Answer with one number: the count of lines in this material that hold the word "unlock".

◆ DATA EXTRACT ◆
------------------------
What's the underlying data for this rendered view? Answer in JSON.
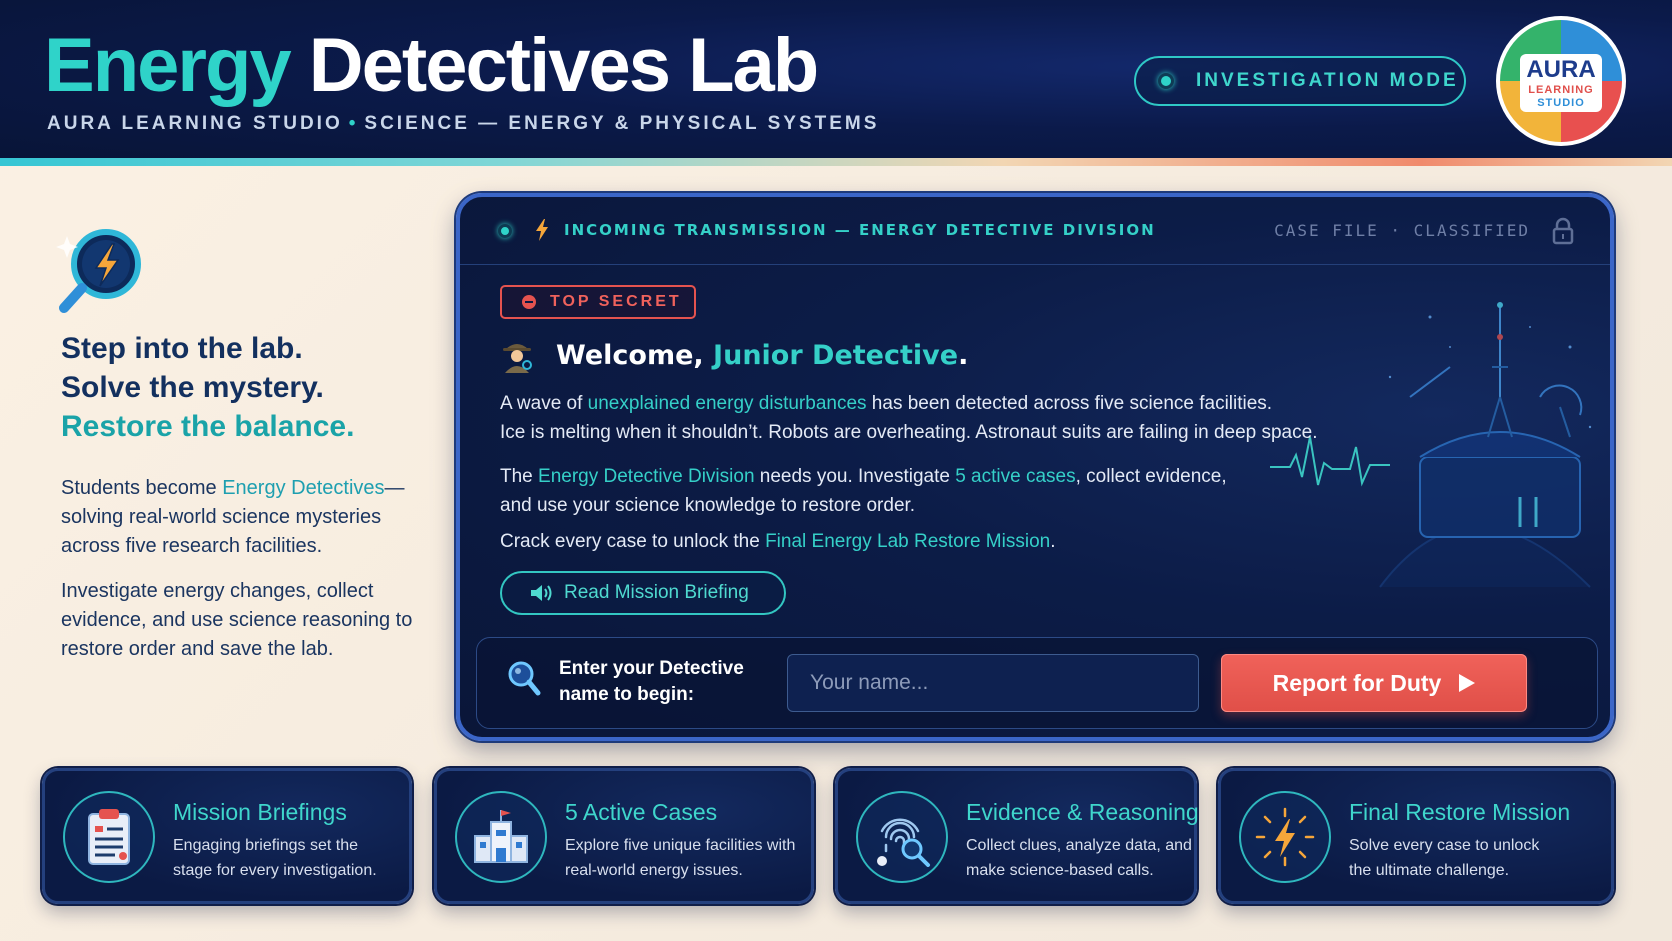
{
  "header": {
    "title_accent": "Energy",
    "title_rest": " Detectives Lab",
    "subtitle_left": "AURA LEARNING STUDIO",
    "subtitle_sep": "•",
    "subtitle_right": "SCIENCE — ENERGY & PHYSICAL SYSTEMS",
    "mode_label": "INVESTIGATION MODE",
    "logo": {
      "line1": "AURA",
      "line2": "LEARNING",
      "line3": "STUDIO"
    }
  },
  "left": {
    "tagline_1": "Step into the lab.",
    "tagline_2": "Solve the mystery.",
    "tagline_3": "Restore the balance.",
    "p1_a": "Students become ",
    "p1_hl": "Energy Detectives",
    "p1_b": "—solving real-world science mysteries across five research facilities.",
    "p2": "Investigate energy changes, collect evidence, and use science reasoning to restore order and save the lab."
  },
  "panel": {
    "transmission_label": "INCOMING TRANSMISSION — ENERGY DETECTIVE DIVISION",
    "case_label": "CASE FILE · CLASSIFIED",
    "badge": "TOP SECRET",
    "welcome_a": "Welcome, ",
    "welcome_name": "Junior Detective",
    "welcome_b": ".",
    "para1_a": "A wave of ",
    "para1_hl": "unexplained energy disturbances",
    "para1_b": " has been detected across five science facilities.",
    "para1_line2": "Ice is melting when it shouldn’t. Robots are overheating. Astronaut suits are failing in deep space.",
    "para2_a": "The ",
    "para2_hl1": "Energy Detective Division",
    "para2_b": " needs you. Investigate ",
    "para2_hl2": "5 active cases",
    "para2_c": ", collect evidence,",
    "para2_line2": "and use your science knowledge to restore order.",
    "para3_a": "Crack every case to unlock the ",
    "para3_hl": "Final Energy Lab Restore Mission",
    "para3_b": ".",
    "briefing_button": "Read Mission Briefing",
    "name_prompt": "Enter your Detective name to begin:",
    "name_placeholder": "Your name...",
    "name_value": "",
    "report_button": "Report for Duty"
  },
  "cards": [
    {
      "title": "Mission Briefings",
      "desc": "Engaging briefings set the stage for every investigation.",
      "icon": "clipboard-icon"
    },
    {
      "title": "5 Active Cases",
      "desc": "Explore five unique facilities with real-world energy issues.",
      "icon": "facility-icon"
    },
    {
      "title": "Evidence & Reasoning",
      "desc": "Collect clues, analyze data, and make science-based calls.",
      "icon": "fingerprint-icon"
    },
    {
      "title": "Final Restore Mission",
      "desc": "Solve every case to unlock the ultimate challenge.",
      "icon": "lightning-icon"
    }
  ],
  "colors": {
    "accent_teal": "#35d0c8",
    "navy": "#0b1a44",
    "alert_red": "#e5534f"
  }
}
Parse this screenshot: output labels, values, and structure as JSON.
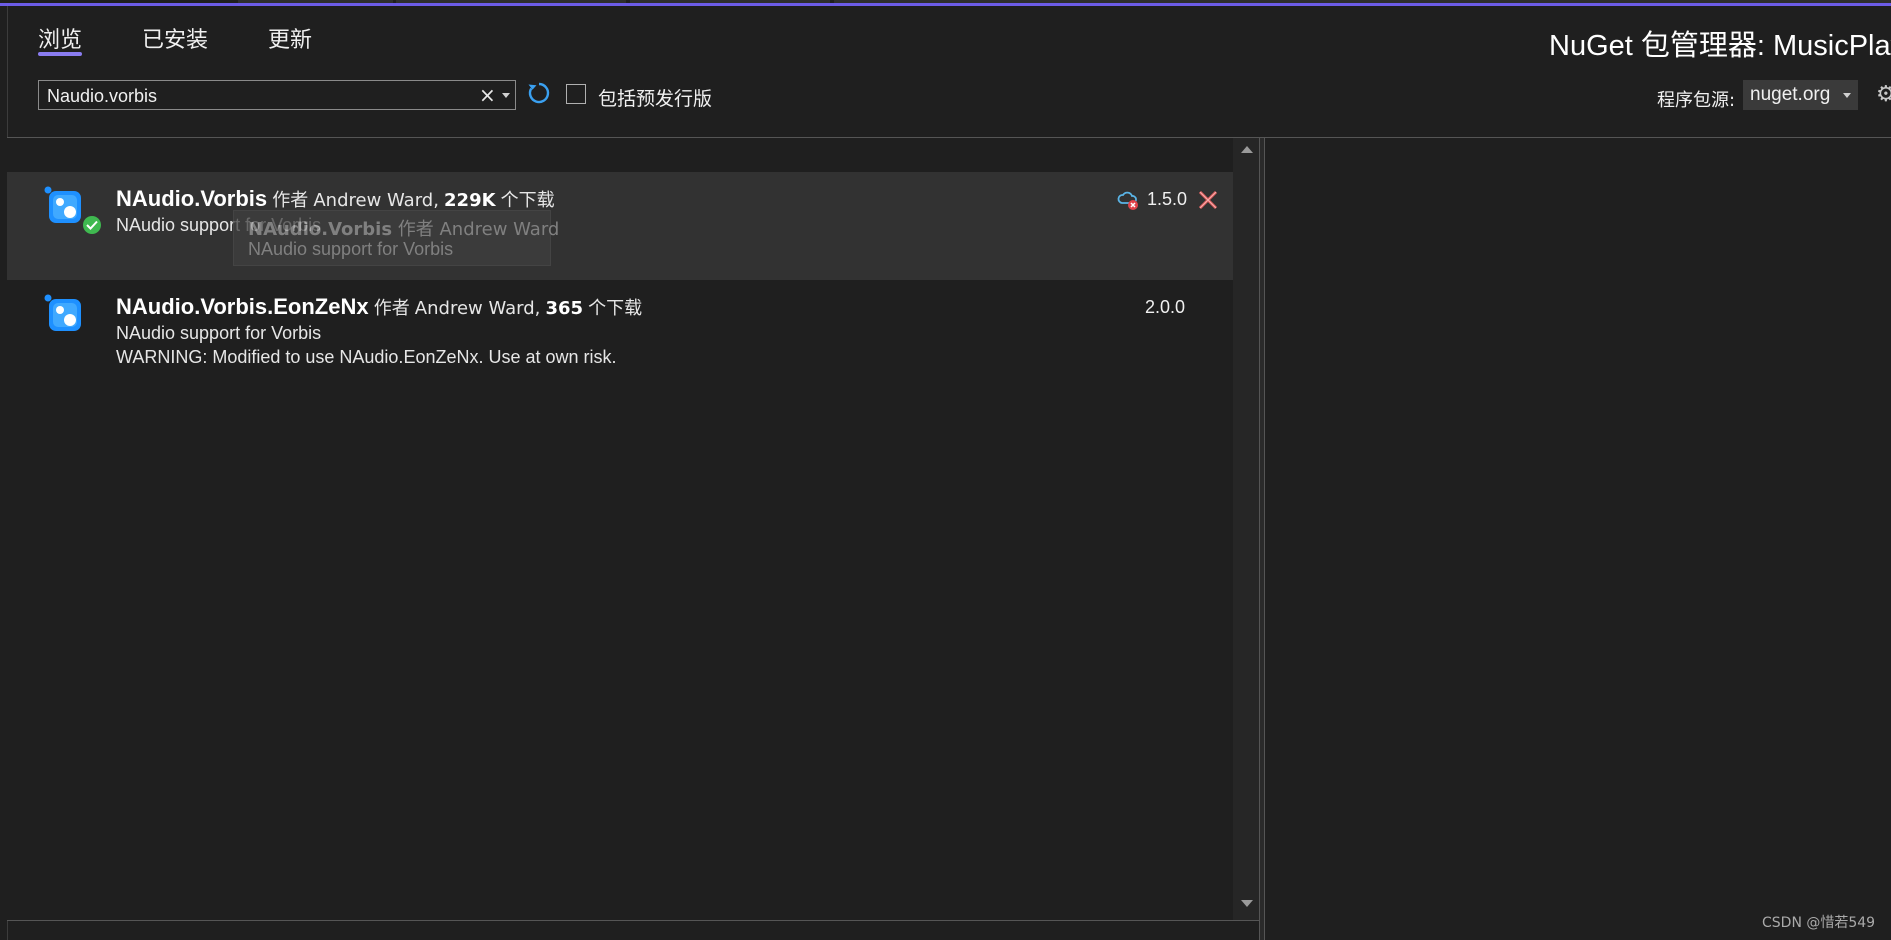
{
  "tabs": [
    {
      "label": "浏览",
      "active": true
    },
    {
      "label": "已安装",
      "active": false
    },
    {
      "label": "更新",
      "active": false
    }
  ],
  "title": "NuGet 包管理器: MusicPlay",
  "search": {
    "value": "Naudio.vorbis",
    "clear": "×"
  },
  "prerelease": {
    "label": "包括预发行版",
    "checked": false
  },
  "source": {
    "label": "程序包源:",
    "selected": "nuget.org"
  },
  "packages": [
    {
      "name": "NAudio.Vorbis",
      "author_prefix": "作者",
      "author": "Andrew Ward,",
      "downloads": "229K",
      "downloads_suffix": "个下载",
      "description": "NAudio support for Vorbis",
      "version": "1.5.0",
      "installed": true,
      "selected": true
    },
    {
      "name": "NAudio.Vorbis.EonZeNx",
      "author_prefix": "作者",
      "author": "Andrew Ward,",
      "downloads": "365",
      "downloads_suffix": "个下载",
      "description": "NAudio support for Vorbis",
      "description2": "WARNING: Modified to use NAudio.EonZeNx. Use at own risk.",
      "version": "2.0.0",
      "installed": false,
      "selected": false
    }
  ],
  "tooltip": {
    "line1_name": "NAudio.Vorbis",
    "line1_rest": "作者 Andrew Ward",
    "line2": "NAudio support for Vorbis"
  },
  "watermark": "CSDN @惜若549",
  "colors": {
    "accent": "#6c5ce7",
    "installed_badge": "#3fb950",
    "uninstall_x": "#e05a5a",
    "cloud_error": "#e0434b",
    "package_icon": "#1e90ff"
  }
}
------------------------
◆ SOLVED EXERCISE ◆
2